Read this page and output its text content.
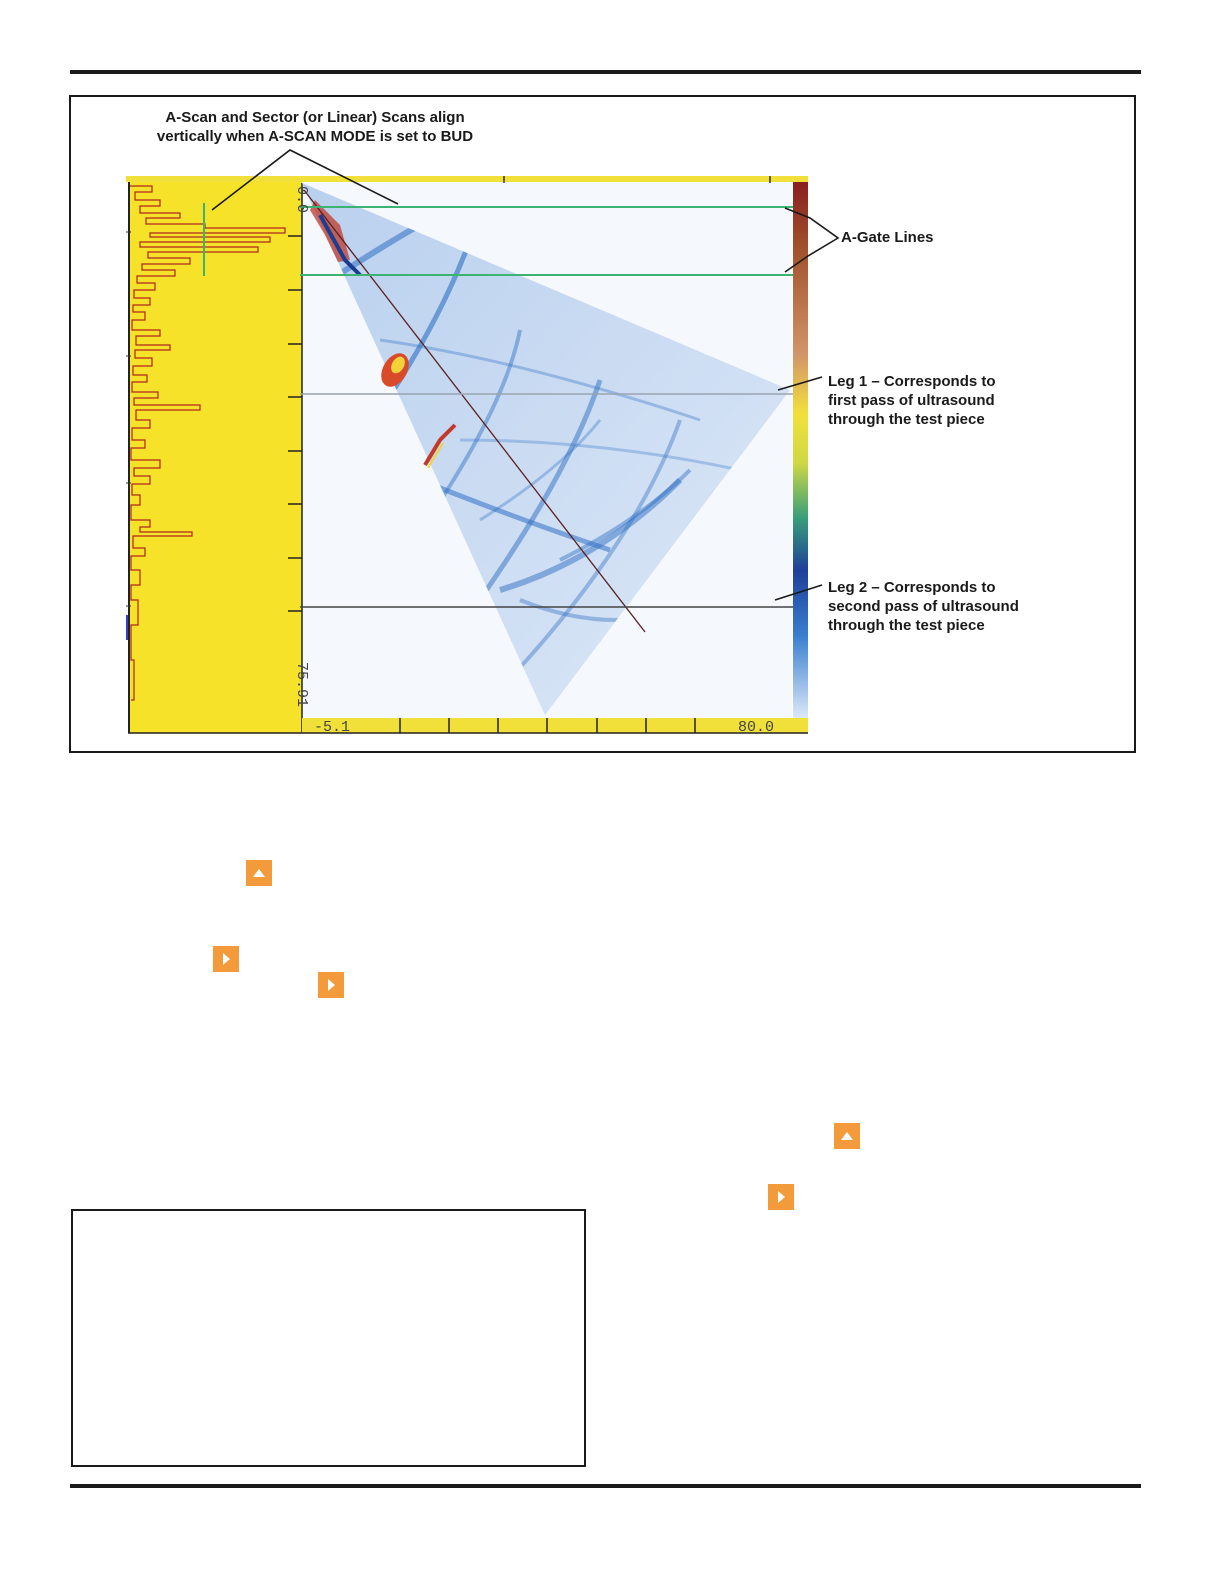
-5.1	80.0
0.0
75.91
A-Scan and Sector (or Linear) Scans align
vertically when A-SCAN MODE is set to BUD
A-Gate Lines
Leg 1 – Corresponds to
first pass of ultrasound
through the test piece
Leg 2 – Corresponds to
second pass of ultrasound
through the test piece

-*-

> **EXERCISE GOAL**
Pick out every line above that contains the word "Corresponds" and copy it.

> **EXERCISE RESPONSE**
Leg 1 – Corresponds to
Leg 2 – Corresponds to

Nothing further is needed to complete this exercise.